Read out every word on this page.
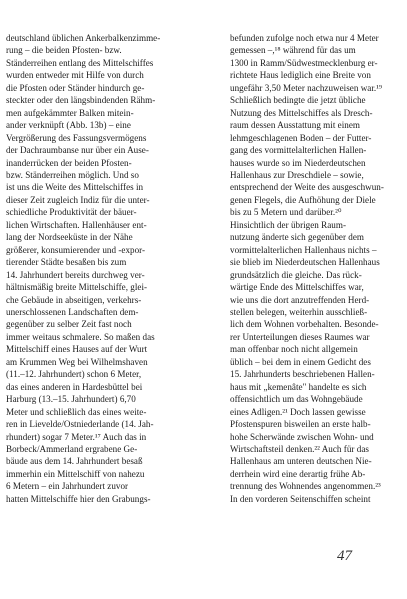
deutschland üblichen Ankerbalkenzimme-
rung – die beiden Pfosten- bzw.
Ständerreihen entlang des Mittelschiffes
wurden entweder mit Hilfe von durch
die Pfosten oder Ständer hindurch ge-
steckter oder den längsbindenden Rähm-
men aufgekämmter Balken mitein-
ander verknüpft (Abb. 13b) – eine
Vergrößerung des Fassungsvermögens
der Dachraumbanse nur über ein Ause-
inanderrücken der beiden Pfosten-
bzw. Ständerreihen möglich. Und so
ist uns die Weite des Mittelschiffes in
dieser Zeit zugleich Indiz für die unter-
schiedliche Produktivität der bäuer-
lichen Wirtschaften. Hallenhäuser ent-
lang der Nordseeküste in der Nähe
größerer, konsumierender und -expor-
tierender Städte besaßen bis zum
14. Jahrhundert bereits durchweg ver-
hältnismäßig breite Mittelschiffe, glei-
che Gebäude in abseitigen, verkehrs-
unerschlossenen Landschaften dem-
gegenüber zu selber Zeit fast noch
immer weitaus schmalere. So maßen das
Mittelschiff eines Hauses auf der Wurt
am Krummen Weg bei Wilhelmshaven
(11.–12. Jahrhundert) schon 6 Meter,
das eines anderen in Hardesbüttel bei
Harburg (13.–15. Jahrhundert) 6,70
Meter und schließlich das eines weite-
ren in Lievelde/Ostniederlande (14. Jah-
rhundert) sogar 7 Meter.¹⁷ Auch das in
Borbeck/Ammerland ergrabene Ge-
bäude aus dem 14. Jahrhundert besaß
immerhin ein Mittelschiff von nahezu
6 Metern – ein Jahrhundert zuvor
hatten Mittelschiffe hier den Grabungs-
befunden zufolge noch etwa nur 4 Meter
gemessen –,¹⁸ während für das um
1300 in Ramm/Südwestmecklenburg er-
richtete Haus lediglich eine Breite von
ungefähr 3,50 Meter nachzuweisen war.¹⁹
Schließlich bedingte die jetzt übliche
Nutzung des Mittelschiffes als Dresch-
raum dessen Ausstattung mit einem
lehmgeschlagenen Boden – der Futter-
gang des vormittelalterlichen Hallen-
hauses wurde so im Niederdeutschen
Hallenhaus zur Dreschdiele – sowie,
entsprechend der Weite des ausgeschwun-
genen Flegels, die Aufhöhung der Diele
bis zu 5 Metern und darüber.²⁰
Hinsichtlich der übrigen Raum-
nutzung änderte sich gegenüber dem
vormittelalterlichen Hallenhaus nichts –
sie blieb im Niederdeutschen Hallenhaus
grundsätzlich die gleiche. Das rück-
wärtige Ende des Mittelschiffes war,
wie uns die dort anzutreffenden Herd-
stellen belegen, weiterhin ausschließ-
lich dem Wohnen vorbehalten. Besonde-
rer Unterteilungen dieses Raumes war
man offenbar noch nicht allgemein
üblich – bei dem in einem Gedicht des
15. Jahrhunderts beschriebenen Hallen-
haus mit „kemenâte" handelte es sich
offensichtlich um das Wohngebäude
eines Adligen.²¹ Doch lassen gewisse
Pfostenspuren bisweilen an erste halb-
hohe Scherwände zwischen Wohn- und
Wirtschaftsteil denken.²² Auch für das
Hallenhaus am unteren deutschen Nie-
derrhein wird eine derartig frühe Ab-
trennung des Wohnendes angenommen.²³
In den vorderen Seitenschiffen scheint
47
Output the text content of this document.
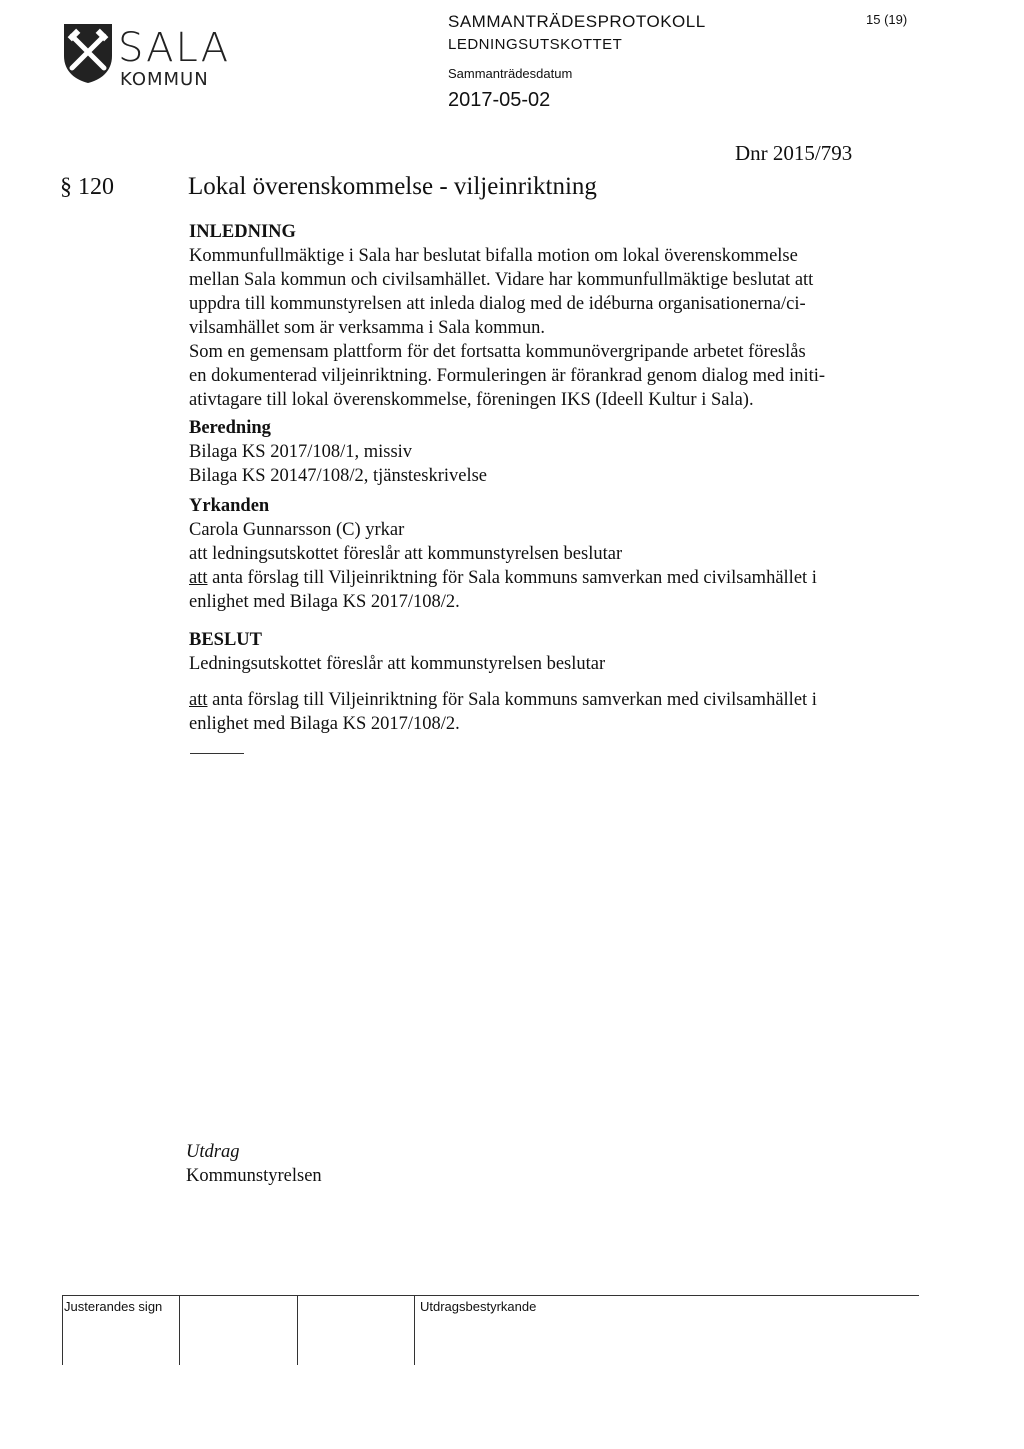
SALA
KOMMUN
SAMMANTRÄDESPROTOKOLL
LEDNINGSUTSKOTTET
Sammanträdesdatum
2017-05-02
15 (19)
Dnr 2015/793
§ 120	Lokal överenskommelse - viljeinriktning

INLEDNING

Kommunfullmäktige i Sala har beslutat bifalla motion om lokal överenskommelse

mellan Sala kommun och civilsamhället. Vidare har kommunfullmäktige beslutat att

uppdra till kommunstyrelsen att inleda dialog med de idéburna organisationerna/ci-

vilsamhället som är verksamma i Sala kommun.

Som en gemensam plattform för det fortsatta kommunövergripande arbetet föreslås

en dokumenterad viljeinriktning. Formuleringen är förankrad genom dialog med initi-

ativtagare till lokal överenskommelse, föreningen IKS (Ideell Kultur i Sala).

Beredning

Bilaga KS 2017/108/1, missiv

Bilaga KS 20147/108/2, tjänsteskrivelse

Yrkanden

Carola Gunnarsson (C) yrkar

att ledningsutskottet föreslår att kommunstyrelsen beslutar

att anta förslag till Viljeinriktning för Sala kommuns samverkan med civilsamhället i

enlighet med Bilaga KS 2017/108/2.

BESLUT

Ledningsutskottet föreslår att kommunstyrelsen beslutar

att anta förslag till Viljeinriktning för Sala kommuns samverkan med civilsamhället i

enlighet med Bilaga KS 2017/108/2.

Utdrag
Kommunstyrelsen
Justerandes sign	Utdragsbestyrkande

Work item:
All entries must be written out again exactly as given, with no pictures in the copy.

Task answer:
Read out every word on this page.
deutschland üblichen Ankerbalkenzimme-
rung – die beiden Pfosten- bzw.
Ständerreihen entlang des Mittelschiffes
wurden entweder mit Hilfe von durch
die Pfosten oder Ständer hindurch ge-
steckter oder den längsbindenden Rähm-
men aufgekämmter Balken mitein-
ander verknüpft (Abb. 13b) – eine
Vergrößerung des Fassungsvermögens
der Dachraumbanse nur über ein Ause-
inanderrücken der beiden Pfosten-
bzw. Ständerreihen möglich. Und so
ist uns die Weite des Mittelschiffes in
dieser Zeit zugleich Indiz für die unter-
schiedliche Produktivität der bäuer-
lichen Wirtschaften. Hallenhäuser ent-
lang der Nordseeküste in der Nähe
größerer, konsumierender und -expor-
tierender Städte besaßen bis zum
14. Jahrhundert bereits durchweg ver-
hältnismäßig breite Mittelschiffe, glei-
che Gebäude in abseitigen, verkehrs-
unerschlossenen Landschaften dem-
gegenüber zu selber Zeit fast noch
immer weitaus schmalere. So maßen das
Mittelschiff eines Hauses auf der Wurt
am Krummen Weg bei Wilhelmshaven
(11.–12. Jahrhundert) schon 6 Meter,
das eines anderen in Hardesbüttel bei
Harburg (13.–15. Jahrhundert) 6,70
Meter und schließlich das eines weite-
ren in Lievelde/Ostniederlande (14. Jah-
rhundert) sogar 7 Meter.¹⁷ Auch das in
Borbeck/Ammerland ergrabene Ge-
bäude aus dem 14. Jahrhundert besaß
immerhin ein Mittelschiff von nahezu
6 Metern – ein Jahrhundert zuvor
hatten Mittelschiffe hier den Grabungs-
befunden zufolge noch etwa nur 4 Meter
gemessen –,¹⁸ während für das um
1300 in Ramm/Südwestmecklenburg er-
richtete Haus lediglich eine Breite von
ungefähr 3,50 Meter nachzuweisen war.¹⁹
Schließlich bedingte die jetzt übliche
Nutzung des Mittelschiffes als Dresch-
raum dessen Ausstattung mit einem
lehmgeschlagenen Boden – der Futter-
gang des vormittelalterlichen Hallen-
hauses wurde so im Niederdeutschen
Hallenhaus zur Dreschdiele – sowie,
entsprechend der Weite des ausgeschwun-
genen Flegels, die Aufhöhung der Diele
bis zu 5 Metern und darüber.²⁰
Hinsichtlich der übrigen Raum-
nutzung änderte sich gegenüber dem
vormittelalterlichen Hallenhaus nichts –
sie blieb im Niederdeutschen Hallenhaus
grundsätzlich die gleiche. Das rück-
wärtige Ende des Mittelschiffes war,
wie uns die dort anzutreffenden Herd-
stellen belegen, weiterhin ausschließ-
lich dem Wohnen vorbehalten. Besonde-
rer Unterteilungen dieses Raumes war
man offenbar noch nicht allgemein
üblich – bei dem in einem Gedicht des
15. Jahrhunderts beschriebenen Hallen-
haus mit „kemenâte" handelte es sich
offensichtlich um das Wohngebäude
eines Adligen.²¹ Doch lassen gewisse
Pfostenspuren bisweilen an erste halb-
hohe Scherwände zwischen Wohn- und
Wirtschaftsteil denken.²² Auch für das
Hallenhaus am unteren deutschen Nie-
derrhein wird eine derartig frühe Ab-
trennung des Wohnendes angenommen.²³
In den vorderen Seitenschiffen scheint
47
Output the text content of this document.
SALA
KOMMUN
SAMMANTRÄDESPROTOKOLL
LEDNINGSUTSKOTTET
Sammanträdesdatum
2017-05-02
15 (19)
Dnr 2015/793
§ 120	Lokal överenskommelse - viljeinriktning

INLEDNING

Kommunfullmäktige i Sala har beslutat bifalla motion om lokal överenskommelse

mellan Sala kommun och civilsamhället. Vidare har kommunfullmäktige beslutat att

uppdra till kommunstyrelsen att inleda dialog med de idéburna organisationerna/ci-

vilsamhället som är verksamma i Sala kommun.

Som en gemensam plattform för det fortsatta kommunövergripande arbetet föreslås

en dokumenterad viljeinriktning. Formuleringen är förankrad genom dialog med initi-

ativtagare till lokal överenskommelse, föreningen IKS (Ideell Kultur i Sala).

Beredning

Bilaga KS 2017/108/1, missiv

Bilaga KS 20147/108/2, tjänsteskrivelse

Yrkanden

Carola Gunnarsson (C) yrkar

att ledningsutskottet föreslår att kommunstyrelsen beslutar

att anta förslag till Viljeinriktning för Sala kommuns samverkan med civilsamhället i

enlighet med Bilaga KS 2017/108/2.

BESLUT

Ledningsutskottet föreslår att kommunstyrelsen beslutar

att anta förslag till Viljeinriktning för Sala kommuns samverkan med civilsamhället i

enlighet med Bilaga KS 2017/108/2.

Utdrag
Kommunstyrelsen
Justerandes sign	Utdragsbestyrkande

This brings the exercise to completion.